▶ WHAT IS EXPECTED: Substitute "date-cell" for "calendar-cell" in the listing lines between the one holding "calendar-cell: 5Sunrise: 7:09" and the one holding "day-info: Sunrise: 7:22 AMSunset: 4:56", inclusive. Give back only those lines, with everything else unchanged.

Excerpt from a dataset:
▽
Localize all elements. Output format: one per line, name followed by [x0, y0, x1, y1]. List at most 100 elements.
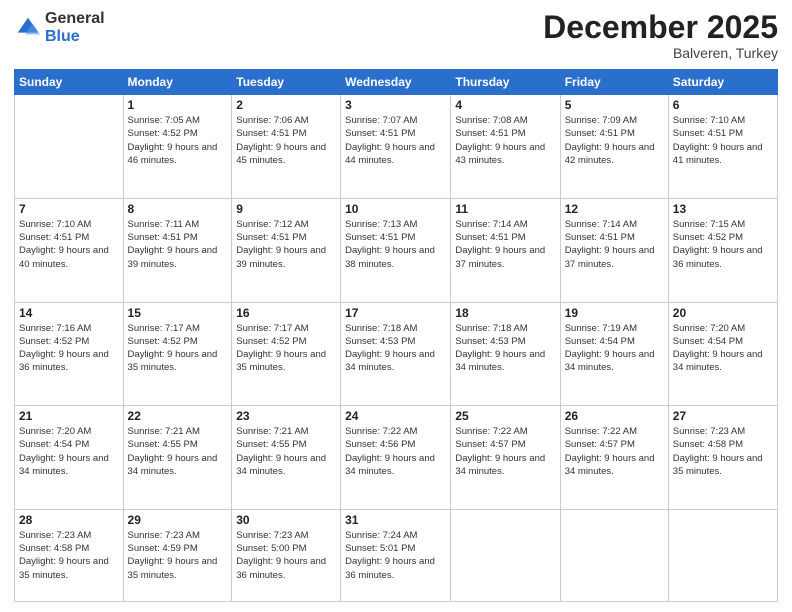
calendar-cell: 5Sunrise: 7:09 AMSunset: 4:51 PMDaylight… [560, 95, 668, 199]
calendar-cell: 23 Sunrise: 7:21 AMSunset: 4:55 PMDayligh… [232, 406, 341, 510]
day-number: 30 [236, 513, 336, 527]
day-info: Sunrise: 7:22 AMSunset: 4:56 PMDaylight:… [345, 425, 446, 478]
day-number: 20 [673, 306, 773, 320]
day-number: 5 [565, 98, 664, 112]
logo-general: General [45, 10, 105, 28]
day-info: Sunrise: 7:23 AMSunset: 5:00 PMDaylight:… [236, 529, 336, 582]
title-block: December 2025 Balveren, Turkey [543, 10, 778, 61]
calendar-week-0: 1Sunrise: 7:05 AMSunset: 4:52 PMDaylight… [15, 95, 778, 199]
calendar-cell: 6 Sunrise: 7:10 AMSunset: 4:51 PMDaylight… [668, 95, 777, 199]
day-info: Sunrise: 7:07 AMSunset: 4:51 PMDaylight:… [345, 114, 446, 167]
calendar-cell [668, 509, 777, 601]
calendar-cell: 28Sunrise: 7:23 AMSunset: 4:58 PMDayligh… [15, 509, 124, 601]
day-number: 12 [565, 202, 664, 216]
day-number: 7 [19, 202, 119, 216]
col-sunday: Sunday [15, 70, 124, 95]
day-info: Sunrise: 7:23 AMSunset: 4:58 PMDaylight:… [19, 529, 119, 582]
calendar-cell: 1Sunrise: 7:05 AMSunset: 4:52 PMDaylight… [123, 95, 232, 199]
calendar-cell: 15 Sunrise: 7:17 AMSunset: 4:52 PMDayligh… [123, 302, 232, 406]
day-info: Sunrise: 7:10 AMSunset: 4:51 PMDaylight:… [673, 114, 773, 167]
col-saturday: Saturday [668, 70, 777, 95]
day-number: 27 [673, 409, 773, 423]
day-info: Sunrise: 7:18 AMSunset: 4:53 PMDaylight:… [345, 322, 446, 375]
calendar-cell: 11Sunrise: 7:14 AMSunset: 4:51 PMDayligh… [451, 198, 560, 302]
calendar-cell: 16 Sunrise: 7:17 AMSunset: 4:52 PMDayligh… [232, 302, 341, 406]
day-info: Sunrise: 7:06 AMSunset: 4:51 PMDaylight:… [236, 114, 336, 167]
day-info: Sunrise: 7:13 AMSunset: 4:51 PMDaylight:… [345, 218, 446, 271]
day-number: 29 [128, 513, 228, 527]
calendar-cell: 30 Sunrise: 7:23 AMSunset: 5:00 PMDayligh… [232, 509, 341, 601]
calendar-cell: 8 Sunrise: 7:11 AMSunset: 4:51 PMDaylight… [123, 198, 232, 302]
calendar-cell: 14Sunrise: 7:16 AMSunset: 4:52 PMDayligh… [15, 302, 124, 406]
page-header: General Blue December 2025 Balveren, Tur… [14, 10, 778, 61]
day-info: Sunrise: 7:18 AMSunset: 4:53 PMDaylight:… [455, 322, 555, 375]
calendar-cell [15, 95, 124, 199]
day-number: 11 [455, 202, 555, 216]
day-number: 22 [128, 409, 228, 423]
calendar-cell: 13 Sunrise: 7:15 AMSunset: 4:52 PMDayligh… [668, 198, 777, 302]
day-info: Sunrise: 7:10 AMSunset: 4:51 PMDaylight:… [19, 218, 119, 271]
calendar-cell: 10 Sunrise: 7:13 AMSunset: 4:51 PMDayligh… [341, 198, 451, 302]
day-info: Sunrise: 7:22 AMSunset: 4:57 PMDaylight:… [455, 425, 555, 478]
calendar-cell: 20Sunrise: 7:20 AMSunset: 4:54 PMDayligh… [668, 302, 777, 406]
day-info: Sunrise: 7:17 AMSunset: 4:52 PMDaylight:… [128, 322, 228, 375]
day-info: Sunrise: 7:19 AMSunset: 4:54 PMDaylight:… [565, 322, 664, 375]
calendar-cell [560, 509, 668, 601]
day-info: Sunrise: 7:24 AMSunset: 5:01 PMDaylight:… [345, 529, 446, 582]
day-number: 24 [345, 409, 446, 423]
calendar-cell: 2 Sunrise: 7:06 AMSunset: 4:51 PMDaylight… [232, 95, 341, 199]
col-friday: Friday [560, 70, 668, 95]
calendar-cell: 19 Sunrise: 7:19 AMSunset: 4:54 PMDayligh… [560, 302, 668, 406]
calendar-cell: 27Sunrise: 7:23 AMSunset: 4:58 PMDayligh… [668, 406, 777, 510]
day-info: Sunrise: 7:17 AMSunset: 4:52 PMDaylight:… [236, 322, 336, 375]
calendar-cell: 25 Sunrise: 7:22 AMSunset: 4:57 PMDayligh… [451, 406, 560, 510]
day-info: Sunrise: 7:20 AMSunset: 4:54 PMDaylight:… [19, 425, 119, 478]
day-number: 17 [345, 306, 446, 320]
day-number: 25 [455, 409, 555, 423]
day-number: 8 [128, 202, 228, 216]
day-info: Sunrise: 7:11 AMSunset: 4:51 PMDaylight:… [128, 218, 228, 271]
day-info: Sunrise: 7:22 AMSunset: 4:57 PMDaylight:… [565, 425, 664, 478]
col-tuesday: Tuesday [232, 70, 341, 95]
logo: General Blue [14, 10, 105, 45]
day-number: 10 [345, 202, 446, 216]
calendar-page: General Blue December 2025 Balveren, Tur… [0, 0, 792, 612]
day-number: 9 [236, 202, 336, 216]
calendar-cell: 18 Sunrise: 7:18 AMSunset: 4:53 PMDayligh… [451, 302, 560, 406]
day-info: Sunrise: 7:08 AMSunset: 4:51 PMDaylight:… [455, 114, 555, 167]
day-info: Sunrise: 7:21 AMSunset: 4:55 PMDaylight:… [128, 425, 228, 478]
day-info: Sunrise: 7:21 AMSunset: 4:55 PMDaylight:… [236, 425, 336, 478]
day-number: 19 [565, 306, 664, 320]
day-number: 18 [455, 306, 555, 320]
day-number: 16 [236, 306, 336, 320]
day-number: 21 [19, 409, 119, 423]
col-monday: Monday [123, 70, 232, 95]
calendar-cell: 9Sunrise: 7:12 AMSunset: 4:51 PMDaylight… [232, 198, 341, 302]
calendar-week-1: 7 Sunrise: 7:10 AMSunset: 4:51 PMDaylight… [15, 198, 778, 302]
calendar-week-3: 21 Sunrise: 7:20 AMSunset: 4:54 PMDayligh… [15, 406, 778, 510]
day-info: Sunrise: 7:23 AMSunset: 4:59 PMDaylight:… [128, 529, 228, 582]
calendar-table: Sunday Monday Tuesday Wednesday Thursday… [14, 69, 778, 602]
day-number: 26 [565, 409, 664, 423]
day-number: 2 [236, 98, 336, 112]
location-subtitle: Balveren, Turkey [543, 45, 778, 61]
day-number: 15 [128, 306, 228, 320]
col-thursday: Thursday [451, 70, 560, 95]
calendar-cell: 29 Sunrise: 7:23 AMSunset: 4:59 PMDayligh… [123, 509, 232, 601]
calendar-cell: 7 Sunrise: 7:10 AMSunset: 4:51 PMDaylight… [15, 198, 124, 302]
col-wednesday: Wednesday [341, 70, 451, 95]
calendar-cell: 12Sunrise: 7:14 AMSunset: 4:51 PMDayligh… [560, 198, 668, 302]
month-title: December 2025 [543, 10, 778, 45]
day-number: 31 [345, 513, 446, 527]
calendar-cell: 17 Sunrise: 7:18 AMSunset: 4:53 PMDayligh… [341, 302, 451, 406]
day-number: 6 [673, 98, 773, 112]
day-info: Sunrise: 7:15 AMSunset: 4:52 PMDaylight:… [673, 218, 773, 271]
day-number: 13 [673, 202, 773, 216]
day-number: 1 [128, 98, 228, 112]
header-row: Sunday Monday Tuesday Wednesday Thursday… [15, 70, 778, 95]
calendar-cell: 22 Sunrise: 7:21 AMSunset: 4:55 PMDayligh… [123, 406, 232, 510]
logo-text: General Blue [45, 10, 105, 45]
calendar-week-4: 28Sunrise: 7:23 AMSunset: 4:58 PMDayligh… [15, 509, 778, 601]
day-number: 23 [236, 409, 336, 423]
day-number: 3 [345, 98, 446, 112]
△
▶ THE OUTPUT:
date-cell: 5Sunrise: 7:09 AMSunset: 4:51 PMDaylight… [560, 95, 668, 199]
date-cell: 23 Sunrise: 7:21 AMSunset: 4:55 PMDayligh… [232, 406, 341, 510]
day-number: 30 [236, 513, 336, 527]
day-info: Sunrise: 7:22 AMSunset: 4:56 PMDaylight:… [345, 425, 446, 478]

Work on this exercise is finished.